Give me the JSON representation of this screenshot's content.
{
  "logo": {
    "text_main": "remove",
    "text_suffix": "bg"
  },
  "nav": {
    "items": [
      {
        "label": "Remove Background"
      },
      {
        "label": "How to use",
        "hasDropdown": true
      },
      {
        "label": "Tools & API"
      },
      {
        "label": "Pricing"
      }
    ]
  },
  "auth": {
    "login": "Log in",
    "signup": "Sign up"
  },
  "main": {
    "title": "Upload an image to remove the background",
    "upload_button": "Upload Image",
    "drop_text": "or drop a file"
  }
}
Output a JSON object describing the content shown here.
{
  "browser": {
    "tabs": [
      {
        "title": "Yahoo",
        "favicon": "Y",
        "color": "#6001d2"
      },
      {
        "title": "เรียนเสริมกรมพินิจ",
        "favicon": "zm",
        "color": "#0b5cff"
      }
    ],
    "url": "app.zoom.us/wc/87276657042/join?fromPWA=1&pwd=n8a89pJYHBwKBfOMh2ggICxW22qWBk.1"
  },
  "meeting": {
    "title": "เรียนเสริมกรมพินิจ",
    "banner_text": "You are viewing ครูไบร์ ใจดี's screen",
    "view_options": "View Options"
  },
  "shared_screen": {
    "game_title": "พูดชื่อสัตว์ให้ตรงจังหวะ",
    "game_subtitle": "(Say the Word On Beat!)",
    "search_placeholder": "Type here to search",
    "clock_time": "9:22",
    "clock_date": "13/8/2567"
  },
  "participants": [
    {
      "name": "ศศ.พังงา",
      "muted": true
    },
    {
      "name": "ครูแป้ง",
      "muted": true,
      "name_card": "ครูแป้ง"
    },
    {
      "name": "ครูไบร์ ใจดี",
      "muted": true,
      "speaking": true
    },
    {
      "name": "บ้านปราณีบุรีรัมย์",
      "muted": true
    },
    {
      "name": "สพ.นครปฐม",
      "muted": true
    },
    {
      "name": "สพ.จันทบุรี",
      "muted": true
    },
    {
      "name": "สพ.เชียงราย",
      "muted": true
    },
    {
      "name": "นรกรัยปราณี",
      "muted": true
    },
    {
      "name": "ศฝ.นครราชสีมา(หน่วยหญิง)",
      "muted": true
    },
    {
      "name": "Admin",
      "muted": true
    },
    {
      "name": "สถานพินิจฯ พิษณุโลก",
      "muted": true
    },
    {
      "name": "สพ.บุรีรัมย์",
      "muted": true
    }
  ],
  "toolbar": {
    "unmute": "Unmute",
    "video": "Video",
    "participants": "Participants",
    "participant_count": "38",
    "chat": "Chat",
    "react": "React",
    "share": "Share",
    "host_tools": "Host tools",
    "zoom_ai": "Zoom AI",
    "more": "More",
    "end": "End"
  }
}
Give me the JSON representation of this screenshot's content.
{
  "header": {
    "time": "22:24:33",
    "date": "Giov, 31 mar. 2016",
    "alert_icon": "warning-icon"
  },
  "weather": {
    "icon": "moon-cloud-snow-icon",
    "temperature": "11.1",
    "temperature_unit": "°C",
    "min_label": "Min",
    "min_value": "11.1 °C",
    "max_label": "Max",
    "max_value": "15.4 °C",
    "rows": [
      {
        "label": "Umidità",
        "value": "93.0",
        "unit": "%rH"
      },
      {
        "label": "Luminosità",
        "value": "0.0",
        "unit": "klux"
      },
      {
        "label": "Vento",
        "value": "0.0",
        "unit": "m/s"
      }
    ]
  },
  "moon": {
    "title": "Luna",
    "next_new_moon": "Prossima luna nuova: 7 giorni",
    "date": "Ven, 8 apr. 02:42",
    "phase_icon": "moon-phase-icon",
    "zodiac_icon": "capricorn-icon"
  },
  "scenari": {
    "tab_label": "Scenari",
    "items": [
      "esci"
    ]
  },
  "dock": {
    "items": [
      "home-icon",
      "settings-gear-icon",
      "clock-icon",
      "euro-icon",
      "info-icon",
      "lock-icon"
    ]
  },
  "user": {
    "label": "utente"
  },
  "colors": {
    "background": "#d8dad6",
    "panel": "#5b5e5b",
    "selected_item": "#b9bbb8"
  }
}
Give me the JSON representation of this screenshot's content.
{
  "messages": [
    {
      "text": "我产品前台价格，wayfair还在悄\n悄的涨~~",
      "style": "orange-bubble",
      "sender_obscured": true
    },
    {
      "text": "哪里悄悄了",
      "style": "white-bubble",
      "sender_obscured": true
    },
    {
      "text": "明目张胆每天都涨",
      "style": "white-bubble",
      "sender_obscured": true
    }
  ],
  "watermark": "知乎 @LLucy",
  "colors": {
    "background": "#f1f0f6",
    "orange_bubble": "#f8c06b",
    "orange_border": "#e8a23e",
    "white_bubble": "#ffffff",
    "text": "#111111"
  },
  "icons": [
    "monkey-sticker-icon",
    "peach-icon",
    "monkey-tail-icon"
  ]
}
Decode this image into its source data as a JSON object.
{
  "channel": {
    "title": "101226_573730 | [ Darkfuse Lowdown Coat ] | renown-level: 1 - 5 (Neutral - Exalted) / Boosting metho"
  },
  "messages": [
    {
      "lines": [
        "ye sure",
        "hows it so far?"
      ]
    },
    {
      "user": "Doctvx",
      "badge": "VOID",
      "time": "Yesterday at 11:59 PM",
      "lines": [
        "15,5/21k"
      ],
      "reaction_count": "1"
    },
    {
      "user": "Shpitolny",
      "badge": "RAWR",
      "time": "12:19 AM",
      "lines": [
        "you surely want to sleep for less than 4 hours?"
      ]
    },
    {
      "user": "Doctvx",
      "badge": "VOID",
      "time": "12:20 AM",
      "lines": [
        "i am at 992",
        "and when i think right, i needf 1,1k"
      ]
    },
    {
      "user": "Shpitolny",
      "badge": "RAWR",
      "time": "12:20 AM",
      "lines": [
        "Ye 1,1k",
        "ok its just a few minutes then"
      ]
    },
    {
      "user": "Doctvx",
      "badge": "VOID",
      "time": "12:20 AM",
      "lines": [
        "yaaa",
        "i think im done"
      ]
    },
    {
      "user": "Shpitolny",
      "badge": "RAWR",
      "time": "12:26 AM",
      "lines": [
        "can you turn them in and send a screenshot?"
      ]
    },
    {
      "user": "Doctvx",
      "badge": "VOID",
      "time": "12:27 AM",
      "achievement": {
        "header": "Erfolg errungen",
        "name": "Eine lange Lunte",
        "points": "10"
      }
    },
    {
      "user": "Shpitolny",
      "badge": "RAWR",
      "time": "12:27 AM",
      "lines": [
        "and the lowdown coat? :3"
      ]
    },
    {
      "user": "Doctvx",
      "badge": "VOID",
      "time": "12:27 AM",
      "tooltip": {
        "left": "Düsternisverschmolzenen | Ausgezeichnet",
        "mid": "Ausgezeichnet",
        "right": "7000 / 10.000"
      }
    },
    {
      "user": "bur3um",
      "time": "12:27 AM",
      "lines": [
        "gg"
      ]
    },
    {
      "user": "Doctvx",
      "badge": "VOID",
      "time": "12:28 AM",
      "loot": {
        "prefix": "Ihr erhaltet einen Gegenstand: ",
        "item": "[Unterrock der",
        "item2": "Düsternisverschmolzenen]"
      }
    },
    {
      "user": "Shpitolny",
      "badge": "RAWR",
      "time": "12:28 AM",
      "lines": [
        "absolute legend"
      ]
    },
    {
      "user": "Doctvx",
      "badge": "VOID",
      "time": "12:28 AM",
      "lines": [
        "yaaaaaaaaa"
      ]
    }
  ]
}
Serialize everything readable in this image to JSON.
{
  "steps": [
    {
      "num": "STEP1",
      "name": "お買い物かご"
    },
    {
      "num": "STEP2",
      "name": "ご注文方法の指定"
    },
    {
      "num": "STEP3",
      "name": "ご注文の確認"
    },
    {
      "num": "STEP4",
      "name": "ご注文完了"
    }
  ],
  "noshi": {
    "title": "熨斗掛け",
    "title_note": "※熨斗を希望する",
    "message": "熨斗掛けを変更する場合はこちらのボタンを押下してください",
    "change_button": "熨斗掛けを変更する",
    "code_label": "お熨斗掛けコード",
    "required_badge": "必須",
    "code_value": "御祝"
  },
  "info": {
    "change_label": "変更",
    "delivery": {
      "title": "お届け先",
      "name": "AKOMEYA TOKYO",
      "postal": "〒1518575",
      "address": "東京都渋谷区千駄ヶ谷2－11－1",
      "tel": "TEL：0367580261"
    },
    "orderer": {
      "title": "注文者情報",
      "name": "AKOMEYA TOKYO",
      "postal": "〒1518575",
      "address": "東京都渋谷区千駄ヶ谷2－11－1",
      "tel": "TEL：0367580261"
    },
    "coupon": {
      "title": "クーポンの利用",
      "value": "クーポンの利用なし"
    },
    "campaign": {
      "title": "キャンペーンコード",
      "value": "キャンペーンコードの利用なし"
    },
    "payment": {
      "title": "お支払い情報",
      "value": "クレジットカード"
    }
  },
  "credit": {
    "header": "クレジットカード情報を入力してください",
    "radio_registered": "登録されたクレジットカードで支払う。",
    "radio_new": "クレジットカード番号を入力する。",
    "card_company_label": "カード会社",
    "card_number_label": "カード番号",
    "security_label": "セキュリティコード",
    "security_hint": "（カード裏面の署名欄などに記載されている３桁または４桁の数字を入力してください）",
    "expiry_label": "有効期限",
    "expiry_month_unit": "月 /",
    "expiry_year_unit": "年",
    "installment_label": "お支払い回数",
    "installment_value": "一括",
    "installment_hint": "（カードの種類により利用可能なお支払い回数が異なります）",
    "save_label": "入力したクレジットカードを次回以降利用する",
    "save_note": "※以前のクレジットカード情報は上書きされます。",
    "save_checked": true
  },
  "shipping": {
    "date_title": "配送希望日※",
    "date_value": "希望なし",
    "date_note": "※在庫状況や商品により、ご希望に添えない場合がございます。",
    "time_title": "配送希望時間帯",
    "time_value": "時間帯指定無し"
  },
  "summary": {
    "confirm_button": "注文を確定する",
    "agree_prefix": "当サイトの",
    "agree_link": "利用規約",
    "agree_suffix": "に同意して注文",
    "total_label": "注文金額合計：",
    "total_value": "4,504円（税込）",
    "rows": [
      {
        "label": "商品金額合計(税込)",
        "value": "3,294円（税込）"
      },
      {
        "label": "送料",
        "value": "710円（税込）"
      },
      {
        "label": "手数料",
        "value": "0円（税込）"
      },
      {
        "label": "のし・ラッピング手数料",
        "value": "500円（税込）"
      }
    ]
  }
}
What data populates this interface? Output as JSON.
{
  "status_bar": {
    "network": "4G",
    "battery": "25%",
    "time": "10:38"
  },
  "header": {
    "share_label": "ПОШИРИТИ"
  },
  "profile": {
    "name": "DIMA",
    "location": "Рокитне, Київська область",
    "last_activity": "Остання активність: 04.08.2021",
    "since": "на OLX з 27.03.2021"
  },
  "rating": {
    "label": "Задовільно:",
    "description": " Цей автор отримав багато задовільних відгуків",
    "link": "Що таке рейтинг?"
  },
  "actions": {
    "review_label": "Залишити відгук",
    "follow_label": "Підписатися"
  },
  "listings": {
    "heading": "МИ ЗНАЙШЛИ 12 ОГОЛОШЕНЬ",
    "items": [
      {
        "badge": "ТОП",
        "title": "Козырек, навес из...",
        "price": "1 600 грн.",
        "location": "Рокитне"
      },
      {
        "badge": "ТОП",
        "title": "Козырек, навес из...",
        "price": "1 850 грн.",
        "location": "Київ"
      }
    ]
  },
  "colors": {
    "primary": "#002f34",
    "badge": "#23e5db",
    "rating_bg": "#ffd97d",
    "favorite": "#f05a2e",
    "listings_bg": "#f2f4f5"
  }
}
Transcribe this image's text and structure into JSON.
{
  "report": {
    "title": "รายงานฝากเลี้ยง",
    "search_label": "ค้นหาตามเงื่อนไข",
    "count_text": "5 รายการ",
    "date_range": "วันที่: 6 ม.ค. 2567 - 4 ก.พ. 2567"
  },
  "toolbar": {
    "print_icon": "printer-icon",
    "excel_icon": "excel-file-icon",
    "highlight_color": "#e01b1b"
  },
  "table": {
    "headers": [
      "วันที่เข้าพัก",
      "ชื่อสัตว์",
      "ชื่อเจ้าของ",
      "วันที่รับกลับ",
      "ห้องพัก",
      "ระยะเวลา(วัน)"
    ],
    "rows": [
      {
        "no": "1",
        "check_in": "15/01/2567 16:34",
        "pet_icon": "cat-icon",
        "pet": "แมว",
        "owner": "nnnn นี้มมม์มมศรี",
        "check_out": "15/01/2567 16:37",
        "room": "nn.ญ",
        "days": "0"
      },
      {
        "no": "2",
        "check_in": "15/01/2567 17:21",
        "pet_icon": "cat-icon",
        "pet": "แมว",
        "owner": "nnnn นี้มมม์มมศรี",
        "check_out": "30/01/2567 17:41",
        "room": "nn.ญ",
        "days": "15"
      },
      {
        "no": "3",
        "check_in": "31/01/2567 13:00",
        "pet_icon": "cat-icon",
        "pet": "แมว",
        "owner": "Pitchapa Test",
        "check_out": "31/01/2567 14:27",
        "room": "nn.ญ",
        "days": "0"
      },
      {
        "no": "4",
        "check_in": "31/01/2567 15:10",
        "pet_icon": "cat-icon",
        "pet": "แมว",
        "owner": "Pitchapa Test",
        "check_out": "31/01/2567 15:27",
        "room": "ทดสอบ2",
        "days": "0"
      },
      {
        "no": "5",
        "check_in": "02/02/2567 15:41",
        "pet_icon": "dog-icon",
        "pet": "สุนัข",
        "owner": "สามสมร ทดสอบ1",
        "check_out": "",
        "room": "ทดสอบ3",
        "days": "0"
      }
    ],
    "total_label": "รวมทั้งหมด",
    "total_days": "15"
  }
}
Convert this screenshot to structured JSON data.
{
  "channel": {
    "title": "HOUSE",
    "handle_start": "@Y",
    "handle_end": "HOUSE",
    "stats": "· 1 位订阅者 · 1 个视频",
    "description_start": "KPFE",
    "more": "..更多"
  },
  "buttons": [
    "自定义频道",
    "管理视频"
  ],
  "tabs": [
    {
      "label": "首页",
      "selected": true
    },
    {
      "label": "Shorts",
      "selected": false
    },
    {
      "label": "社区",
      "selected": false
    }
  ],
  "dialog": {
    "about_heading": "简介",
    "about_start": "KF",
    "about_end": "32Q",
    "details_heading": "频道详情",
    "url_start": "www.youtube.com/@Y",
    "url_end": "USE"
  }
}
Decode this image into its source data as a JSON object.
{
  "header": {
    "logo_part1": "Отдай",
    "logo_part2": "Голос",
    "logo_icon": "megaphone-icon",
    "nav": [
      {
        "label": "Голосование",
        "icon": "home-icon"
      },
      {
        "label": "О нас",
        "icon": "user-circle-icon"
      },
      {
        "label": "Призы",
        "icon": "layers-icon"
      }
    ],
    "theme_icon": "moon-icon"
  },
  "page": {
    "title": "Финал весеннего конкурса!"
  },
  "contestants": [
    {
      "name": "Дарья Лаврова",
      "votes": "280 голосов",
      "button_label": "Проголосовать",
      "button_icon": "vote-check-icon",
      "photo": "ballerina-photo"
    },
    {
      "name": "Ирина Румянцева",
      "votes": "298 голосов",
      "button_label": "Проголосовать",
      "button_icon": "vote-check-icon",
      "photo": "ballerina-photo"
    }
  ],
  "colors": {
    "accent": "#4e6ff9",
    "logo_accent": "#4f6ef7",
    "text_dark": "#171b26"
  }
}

▶ [PROBLEM] Give back only a number, the number of lines where the string "monkey" occurs.

▶ [RESPONSE] 2